• **Request**
List every line below containing "tháng".

• **Dataset entries**
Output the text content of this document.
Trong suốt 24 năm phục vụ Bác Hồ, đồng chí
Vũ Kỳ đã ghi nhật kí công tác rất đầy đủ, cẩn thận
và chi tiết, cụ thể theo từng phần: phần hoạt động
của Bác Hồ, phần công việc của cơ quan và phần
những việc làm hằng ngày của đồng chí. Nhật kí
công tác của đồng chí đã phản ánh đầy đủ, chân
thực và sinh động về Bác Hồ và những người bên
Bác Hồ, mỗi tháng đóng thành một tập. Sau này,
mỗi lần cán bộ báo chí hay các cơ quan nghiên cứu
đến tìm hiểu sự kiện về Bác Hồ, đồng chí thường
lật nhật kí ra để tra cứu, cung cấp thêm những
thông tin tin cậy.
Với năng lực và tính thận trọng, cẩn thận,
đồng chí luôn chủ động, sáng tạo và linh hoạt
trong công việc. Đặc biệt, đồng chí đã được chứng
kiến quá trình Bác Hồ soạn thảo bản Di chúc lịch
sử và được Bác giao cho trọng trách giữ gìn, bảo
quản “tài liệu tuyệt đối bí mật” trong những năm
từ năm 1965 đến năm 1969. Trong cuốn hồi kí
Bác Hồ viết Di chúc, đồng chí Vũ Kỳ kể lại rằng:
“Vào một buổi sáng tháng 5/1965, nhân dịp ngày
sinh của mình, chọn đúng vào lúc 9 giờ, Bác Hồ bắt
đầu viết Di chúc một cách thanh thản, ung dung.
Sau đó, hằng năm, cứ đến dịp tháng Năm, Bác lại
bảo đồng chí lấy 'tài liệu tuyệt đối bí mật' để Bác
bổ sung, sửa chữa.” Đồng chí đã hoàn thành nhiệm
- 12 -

• **Exercise result**
Bác Hồ, mỗi tháng đóng thành một tập. Sau này,
“Vào một buổi sáng tháng 5/1965, nhân dịp ngày
Sau đó, hằng năm, cứ đến dịp tháng Năm, Bác lại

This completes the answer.